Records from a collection
☆ ☆ ☆ ☆ ☆

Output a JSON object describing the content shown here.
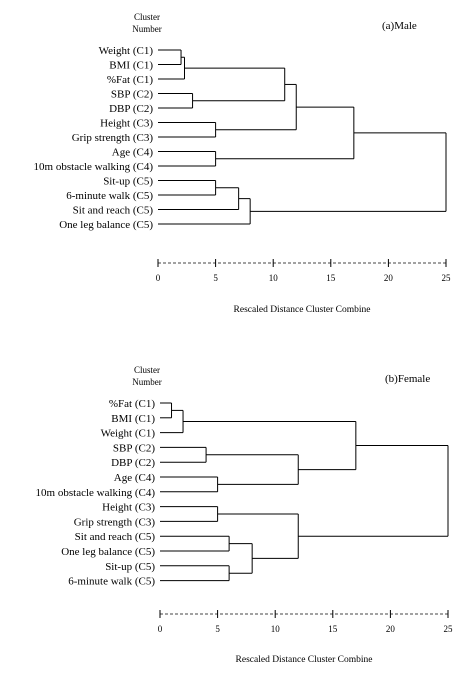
{
  "chart_data": [
    {
      "type": "dendrogram",
      "panel_label": "(a)Male",
      "header": [
        "Cluster",
        "Number"
      ],
      "xlabel": "Rescaled Distance Cluster Combine",
      "xlim": [
        0,
        25
      ],
      "xticks": [
        0,
        5,
        10,
        15,
        20,
        25
      ],
      "leaves": [
        "Weight (C1)",
        "BMI (C1)",
        "%Fat (C1)",
        "SBP (C2)",
        "DBP (C2)",
        "Height (C3)",
        "Grip strength (C3)",
        "Age (C4)",
        "10m obstacle walking (C4)",
        "Sit-up (C5)",
        "6-minute walk (C5)",
        "Sit and reach (C5)",
        "One leg balance (C5)"
      ],
      "merges": [
        {
          "a": 0,
          "b": 1,
          "height": 2
        },
        {
          "a": 13,
          "b": 2,
          "height": 2.3
        },
        {
          "a": 3,
          "b": 4,
          "height": 3
        },
        {
          "a": 5,
          "b": 6,
          "height": 5
        },
        {
          "a": 7,
          "b": 8,
          "height": 5
        },
        {
          "a": 9,
          "b": 10,
          "height": 5
        },
        {
          "a": 18,
          "b": 11,
          "height": 7
        },
        {
          "a": 19,
          "b": 12,
          "height": 8
        },
        {
          "a": 14,
          "b": 15,
          "height": 11
        },
        {
          "a": 21,
          "b": 16,
          "height": 12
        },
        {
          "a": 22,
          "b": 17,
          "height": 17
        },
        {
          "a": 23,
          "b": 20,
          "height": 25
        }
      ]
    },
    {
      "type": "dendrogram",
      "panel_label": "(b)Female",
      "header": [
        "Cluster",
        "Number"
      ],
      "xlabel": "Rescaled Distance Cluster Combine",
      "xlim": [
        0,
        25
      ],
      "xticks": [
        0,
        5,
        10,
        15,
        20,
        25
      ],
      "leaves": [
        "%Fat (C1)",
        "BMI (C1)",
        "Weight (C1)",
        "SBP (C2)",
        "DBP (C2)",
        "Age (C4)",
        "10m obstacle walking (C4)",
        "Height (C3)",
        "Grip strength (C3)",
        "Sit and reach (C5)",
        "One leg balance (C5)",
        "Sit-up (C5)",
        "6-minute walk (C5)"
      ],
      "merges": [
        {
          "a": 0,
          "b": 1,
          "height": 1
        },
        {
          "a": 13,
          "b": 2,
          "height": 2
        },
        {
          "a": 3,
          "b": 4,
          "height": 4
        },
        {
          "a": 5,
          "b": 6,
          "height": 5
        },
        {
          "a": 7,
          "b": 8,
          "height": 5
        },
        {
          "a": 9,
          "b": 10,
          "height": 6
        },
        {
          "a": 11,
          "b": 12,
          "height": 6
        },
        {
          "a": 15,
          "b": 16,
          "height": 12
        },
        {
          "a": 18,
          "b": 19,
          "height": 8
        },
        {
          "a": 17,
          "b": 21,
          "height": 12
        },
        {
          "a": 14,
          "b": 20,
          "height": 17
        },
        {
          "a": 23,
          "b": 22,
          "height": 25
        }
      ]
    }
  ]
}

☆ ☆ ☆ ☆ ☆

WHAT THE TASK ASKS
Copy every line of the data word for word, omitting the images.

FINISHED EXERCISE
Output a JSON object describing the content shown here.
{
  "chart_data": [
    {
      "type": "dendrogram",
      "panel_label": "(a)Male",
      "header": [
        "Cluster",
        "Number"
      ],
      "xlabel": "Rescaled Distance Cluster Combine",
      "xlim": [
        0,
        25
      ],
      "xticks": [
        0,
        5,
        10,
        15,
        20,
        25
      ],
      "leaves": [
        "Weight (C1)",
        "BMI (C1)",
        "%Fat (C1)",
        "SBP (C2)",
        "DBP (C2)",
        "Height (C3)",
        "Grip strength (C3)",
        "Age (C4)",
        "10m obstacle walking (C4)",
        "Sit-up (C5)",
        "6-minute walk (C5)",
        "Sit and reach (C5)",
        "One leg balance (C5)"
      ],
      "merges": [
        {
          "a": 0,
          "b": 1,
          "height": 2
        },
        {
          "a": 13,
          "b": 2,
          "height": 2.3
        },
        {
          "a": 3,
          "b": 4,
          "height": 3
        },
        {
          "a": 5,
          "b": 6,
          "height": 5
        },
        {
          "a": 7,
          "b": 8,
          "height": 5
        },
        {
          "a": 9,
          "b": 10,
          "height": 5
        },
        {
          "a": 18,
          "b": 11,
          "height": 7
        },
        {
          "a": 19,
          "b": 12,
          "height": 8
        },
        {
          "a": 14,
          "b": 15,
          "height": 11
        },
        {
          "a": 21,
          "b": 16,
          "height": 12
        },
        {
          "a": 22,
          "b": 17,
          "height": 17
        },
        {
          "a": 23,
          "b": 20,
          "height": 25
        }
      ]
    },
    {
      "type": "dendrogram",
      "panel_label": "(b)Female",
      "header": [
        "Cluster",
        "Number"
      ],
      "xlabel": "Rescaled Distance Cluster Combine",
      "xlim": [
        0,
        25
      ],
      "xticks": [
        0,
        5,
        10,
        15,
        20,
        25
      ],
      "leaves": [
        "%Fat (C1)",
        "BMI (C1)",
        "Weight (C1)",
        "SBP (C2)",
        "DBP (C2)",
        "Age (C4)",
        "10m obstacle walking (C4)",
        "Height (C3)",
        "Grip strength (C3)",
        "Sit and reach (C5)",
        "One leg balance (C5)",
        "Sit-up (C5)",
        "6-minute walk (C5)"
      ],
      "merges": [
        {
          "a": 0,
          "b": 1,
          "height": 1
        },
        {
          "a": 13,
          "b": 2,
          "height": 2
        },
        {
          "a": 3,
          "b": 4,
          "height": 4
        },
        {
          "a": 5,
          "b": 6,
          "height": 5
        },
        {
          "a": 7,
          "b": 8,
          "height": 5
        },
        {
          "a": 9,
          "b": 10,
          "height": 6
        },
        {
          "a": 11,
          "b": 12,
          "height": 6
        },
        {
          "a": 15,
          "b": 16,
          "height": 12
        },
        {
          "a": 18,
          "b": 19,
          "height": 8
        },
        {
          "a": 17,
          "b": 21,
          "height": 12
        },
        {
          "a": 14,
          "b": 20,
          "height": 17
        },
        {
          "a": 23,
          "b": 22,
          "height": 25
        }
      ]
    }
  ]
}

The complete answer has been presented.